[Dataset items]

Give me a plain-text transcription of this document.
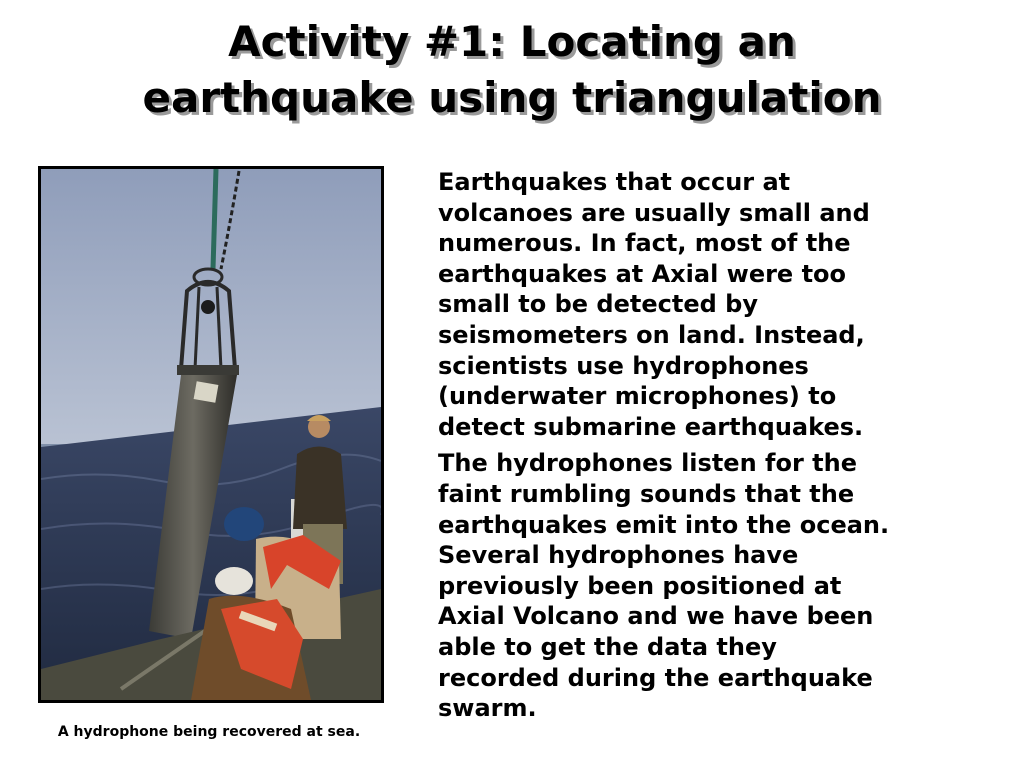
Activity #1: Locating an
earthquake using triangulation
A hydrophone being recovered at sea.

Earthquakes that occur at
volcanoes are usually small and
numerous. In fact, most of the
earthquakes at Axial were too
small to be detected by
seismometers on land. Instead,
scientists use hydrophones
(underwater microphones) to
detect submarine earthquakes.

The hydrophones listen for the
faint rumbling sounds that the
earthquakes emit into the ocean.
Several hydrophones have
previously been positioned at
Axial Volcano and we have been
able to get the data they
recorded during the earthquake
swarm.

Your objective >> Output the data above without changes, apart from leaving out the pictures.

Solution to the exercise >>
Give me a plain-text transcription of this document.
Activity #1: Locating an
earthquake using triangulation
A hydrophone being recovered at sea.

Earthquakes that occur at
volcanoes are usually small and
numerous. In fact, most of the
earthquakes at Axial were too
small to be detected by
seismometers on land. Instead,
scientists use hydrophones
(underwater microphones) to
detect submarine earthquakes.

The hydrophones listen for the
faint rumbling sounds that the
earthquakes emit into the ocean.
Several hydrophones have
previously been positioned at
Axial Volcano and we have been
able to get the data they
recorded during the earthquake
swarm.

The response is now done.